Type out the records that follow, exactly as given.

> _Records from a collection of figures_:
----

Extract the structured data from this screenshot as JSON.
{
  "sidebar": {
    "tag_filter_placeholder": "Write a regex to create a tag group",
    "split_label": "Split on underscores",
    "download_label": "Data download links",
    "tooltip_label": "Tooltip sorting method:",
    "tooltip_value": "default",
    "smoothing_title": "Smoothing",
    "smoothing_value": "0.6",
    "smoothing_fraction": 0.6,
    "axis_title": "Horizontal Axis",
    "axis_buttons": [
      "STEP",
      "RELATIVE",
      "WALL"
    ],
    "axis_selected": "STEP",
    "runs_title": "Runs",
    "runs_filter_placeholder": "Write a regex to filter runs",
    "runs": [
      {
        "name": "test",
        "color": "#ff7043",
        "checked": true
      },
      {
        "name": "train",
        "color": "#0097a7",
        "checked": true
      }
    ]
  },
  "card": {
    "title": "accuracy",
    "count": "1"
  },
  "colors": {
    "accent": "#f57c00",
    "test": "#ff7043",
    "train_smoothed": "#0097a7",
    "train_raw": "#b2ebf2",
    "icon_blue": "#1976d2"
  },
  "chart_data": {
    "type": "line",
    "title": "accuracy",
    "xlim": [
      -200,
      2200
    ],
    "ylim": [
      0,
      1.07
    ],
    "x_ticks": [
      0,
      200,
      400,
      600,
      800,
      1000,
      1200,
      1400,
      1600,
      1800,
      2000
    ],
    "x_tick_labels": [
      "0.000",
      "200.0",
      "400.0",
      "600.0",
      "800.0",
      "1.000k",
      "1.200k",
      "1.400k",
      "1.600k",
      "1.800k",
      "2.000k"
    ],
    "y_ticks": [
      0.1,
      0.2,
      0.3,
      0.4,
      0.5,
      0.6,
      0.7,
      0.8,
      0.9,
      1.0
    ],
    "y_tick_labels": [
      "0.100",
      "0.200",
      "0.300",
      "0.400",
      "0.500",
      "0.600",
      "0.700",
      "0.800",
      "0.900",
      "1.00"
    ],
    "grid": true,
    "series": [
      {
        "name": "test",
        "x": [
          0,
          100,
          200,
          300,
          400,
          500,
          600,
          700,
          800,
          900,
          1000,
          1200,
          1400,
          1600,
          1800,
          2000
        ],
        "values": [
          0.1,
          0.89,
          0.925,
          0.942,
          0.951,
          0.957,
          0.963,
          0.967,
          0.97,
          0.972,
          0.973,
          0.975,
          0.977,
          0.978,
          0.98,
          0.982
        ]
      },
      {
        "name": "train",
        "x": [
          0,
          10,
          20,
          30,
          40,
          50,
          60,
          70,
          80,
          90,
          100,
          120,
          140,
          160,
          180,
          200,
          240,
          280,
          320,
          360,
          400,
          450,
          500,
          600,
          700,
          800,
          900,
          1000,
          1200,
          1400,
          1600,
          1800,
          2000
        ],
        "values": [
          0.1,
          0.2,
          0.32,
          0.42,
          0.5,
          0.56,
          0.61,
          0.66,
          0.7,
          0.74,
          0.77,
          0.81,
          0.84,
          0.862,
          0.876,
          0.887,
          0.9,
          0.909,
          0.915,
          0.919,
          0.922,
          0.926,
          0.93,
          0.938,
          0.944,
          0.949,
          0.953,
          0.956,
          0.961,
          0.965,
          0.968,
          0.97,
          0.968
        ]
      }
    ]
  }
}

----

> _FULL OUTPUT_:
Extract the structured data from this screenshot as JSON.
{
  "sidebar": {
    "tag_filter_placeholder": "Write a regex to create a tag group",
    "split_label": "Split on underscores",
    "download_label": "Data download links",
    "tooltip_label": "Tooltip sorting method:",
    "tooltip_value": "default",
    "smoothing_title": "Smoothing",
    "smoothing_value": "0.6",
    "smoothing_fraction": 0.6,
    "axis_title": "Horizontal Axis",
    "axis_buttons": [
      "STEP",
      "RELATIVE",
      "WALL"
    ],
    "axis_selected": "STEP",
    "runs_title": "Runs",
    "runs_filter_placeholder": "Write a regex to filter runs",
    "runs": [
      {
        "name": "test",
        "color": "#ff7043",
        "checked": true
      },
      {
        "name": "train",
        "color": "#0097a7",
        "checked": true
      }
    ]
  },
  "card": {
    "title": "accuracy",
    "count": "1"
  },
  "colors": {
    "accent": "#f57c00",
    "test": "#ff7043",
    "train_smoothed": "#0097a7",
    "train_raw": "#b2ebf2",
    "icon_blue": "#1976d2"
  },
  "chart_data": {
    "type": "line",
    "title": "accuracy",
    "xlim": [
      -200,
      2200
    ],
    "ylim": [
      0,
      1.07
    ],
    "x_ticks": [
      0,
      200,
      400,
      600,
      800,
      1000,
      1200,
      1400,
      1600,
      1800,
      2000
    ],
    "x_tick_labels": [
      "0.000",
      "200.0",
      "400.0",
      "600.0",
      "800.0",
      "1.000k",
      "1.200k",
      "1.400k",
      "1.600k",
      "1.800k",
      "2.000k"
    ],
    "y_ticks": [
      0.1,
      0.2,
      0.3,
      0.4,
      0.5,
      0.6,
      0.7,
      0.8,
      0.9,
      1.0
    ],
    "y_tick_labels": [
      "0.100",
      "0.200",
      "0.300",
      "0.400",
      "0.500",
      "0.600",
      "0.700",
      "0.800",
      "0.900",
      "1.00"
    ],
    "grid": true,
    "series": [
      {
        "name": "test",
        "x": [
          0,
          100,
          200,
          300,
          400,
          500,
          600,
          700,
          800,
          900,
          1000,
          1200,
          1400,
          1600,
          1800,
          2000
        ],
        "values": [
          0.1,
          0.89,
          0.925,
          0.942,
          0.951,
          0.957,
          0.963,
          0.967,
          0.97,
          0.972,
          0.973,
          0.975,
          0.977,
          0.978,
          0.98,
          0.982
        ]
      },
      {
        "name": "train",
        "x": [
          0,
          10,
          20,
          30,
          40,
          50,
          60,
          70,
          80,
          90,
          100,
          120,
          140,
          160,
          180,
          200,
          240,
          280,
          320,
          360,
          400,
          450,
          500,
          600,
          700,
          800,
          900,
          1000,
          1200,
          1400,
          1600,
          1800,
          2000
        ],
        "values": [
          0.1,
          0.2,
          0.32,
          0.42,
          0.5,
          0.56,
          0.61,
          0.66,
          0.7,
          0.74,
          0.77,
          0.81,
          0.84,
          0.862,
          0.876,
          0.887,
          0.9,
          0.909,
          0.915,
          0.919,
          0.922,
          0.926,
          0.93,
          0.938,
          0.944,
          0.949,
          0.953,
          0.956,
          0.961,
          0.965,
          0.968,
          0.97,
          0.968
        ]
      }
    ]
  }
}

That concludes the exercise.